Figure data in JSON
==*==

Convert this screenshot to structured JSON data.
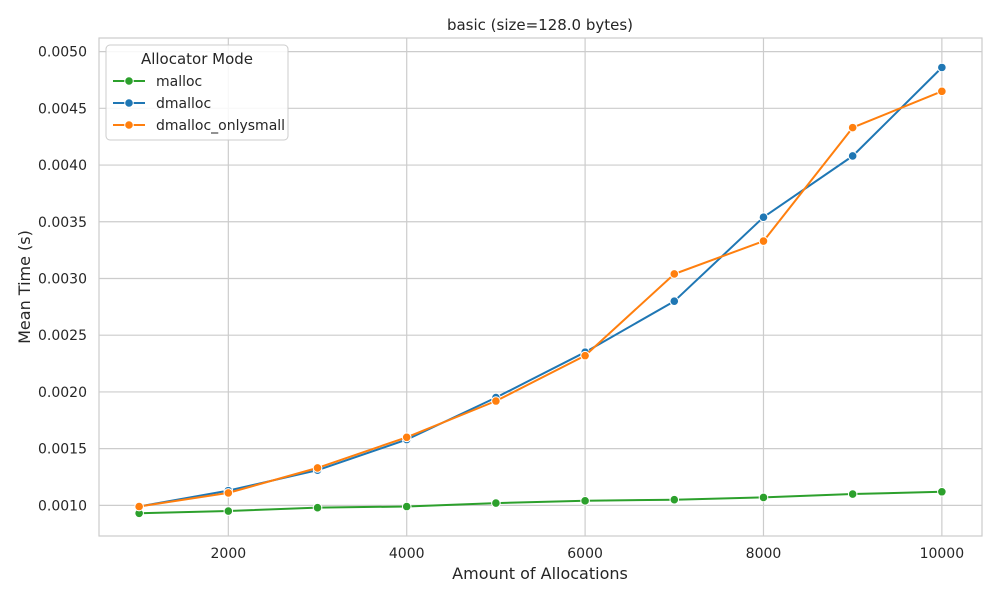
{
  "chart_data": {
    "type": "line",
    "title": "basic (size=128.0 bytes)",
    "xlabel": "Amount of Allocations",
    "ylabel": "Mean Time (s)",
    "xlim": [
      550,
      10450
    ],
    "ylim": [
      0.00073,
      0.00512
    ],
    "xticks": [
      2000,
      4000,
      6000,
      8000,
      10000
    ],
    "xtick_labels": [
      "2000",
      "4000",
      "6000",
      "8000",
      "10000"
    ],
    "yticks": [
      0.001,
      0.0015,
      0.002,
      0.0025,
      0.003,
      0.0035,
      0.004,
      0.0045,
      0.005
    ],
    "ytick_labels": [
      "0.0010",
      "0.0015",
      "0.0020",
      "0.0025",
      "0.0030",
      "0.0035",
      "0.0040",
      "0.0045",
      "0.0050"
    ],
    "grid": true,
    "legend": {
      "title": "Allocator Mode",
      "placement": "top-left"
    },
    "x": [
      1000,
      2000,
      3000,
      4000,
      5000,
      6000,
      7000,
      8000,
      9000,
      10000
    ],
    "series": [
      {
        "name": "malloc",
        "color": "#2ca02c",
        "values": [
          0.00093,
          0.00095,
          0.00098,
          0.00099,
          0.00102,
          0.00104,
          0.00105,
          0.00107,
          0.0011,
          0.00112
        ]
      },
      {
        "name": "dmalloc",
        "color": "#1f77b4",
        "values": [
          0.00099,
          0.00113,
          0.00131,
          0.00158,
          0.00195,
          0.00235,
          0.0028,
          0.00354,
          0.00408,
          0.00486
        ]
      },
      {
        "name": "dmalloc_onlysmall",
        "color": "#ff7f0e",
        "values": [
          0.00099,
          0.00111,
          0.00133,
          0.0016,
          0.00192,
          0.00232,
          0.00304,
          0.00333,
          0.00433,
          0.00465
        ]
      }
    ]
  }
}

==*==

## TASK BRIEF:
Omit all pictures while transcribing the entries verbatim.

## WRITTEN RESPONSE:
Convert this screenshot to structured JSON data.
{
  "chart_data": {
    "type": "line",
    "title": "basic (size=128.0 bytes)",
    "xlabel": "Amount of Allocations",
    "ylabel": "Mean Time (s)",
    "xlim": [
      550,
      10450
    ],
    "ylim": [
      0.00073,
      0.00512
    ],
    "xticks": [
      2000,
      4000,
      6000,
      8000,
      10000
    ],
    "xtick_labels": [
      "2000",
      "4000",
      "6000",
      "8000",
      "10000"
    ],
    "yticks": [
      0.001,
      0.0015,
      0.002,
      0.0025,
      0.003,
      0.0035,
      0.004,
      0.0045,
      0.005
    ],
    "ytick_labels": [
      "0.0010",
      "0.0015",
      "0.0020",
      "0.0025",
      "0.0030",
      "0.0035",
      "0.0040",
      "0.0045",
      "0.0050"
    ],
    "grid": true,
    "legend": {
      "title": "Allocator Mode",
      "placement": "top-left"
    },
    "x": [
      1000,
      2000,
      3000,
      4000,
      5000,
      6000,
      7000,
      8000,
      9000,
      10000
    ],
    "series": [
      {
        "name": "malloc",
        "color": "#2ca02c",
        "values": [
          0.00093,
          0.00095,
          0.00098,
          0.00099,
          0.00102,
          0.00104,
          0.00105,
          0.00107,
          0.0011,
          0.00112
        ]
      },
      {
        "name": "dmalloc",
        "color": "#1f77b4",
        "values": [
          0.00099,
          0.00113,
          0.00131,
          0.00158,
          0.00195,
          0.00235,
          0.0028,
          0.00354,
          0.00408,
          0.00486
        ]
      },
      {
        "name": "dmalloc_onlysmall",
        "color": "#ff7f0e",
        "values": [
          0.00099,
          0.00111,
          0.00133,
          0.0016,
          0.00192,
          0.00232,
          0.00304,
          0.00333,
          0.00433,
          0.00465
        ]
      }
    ]
  }
}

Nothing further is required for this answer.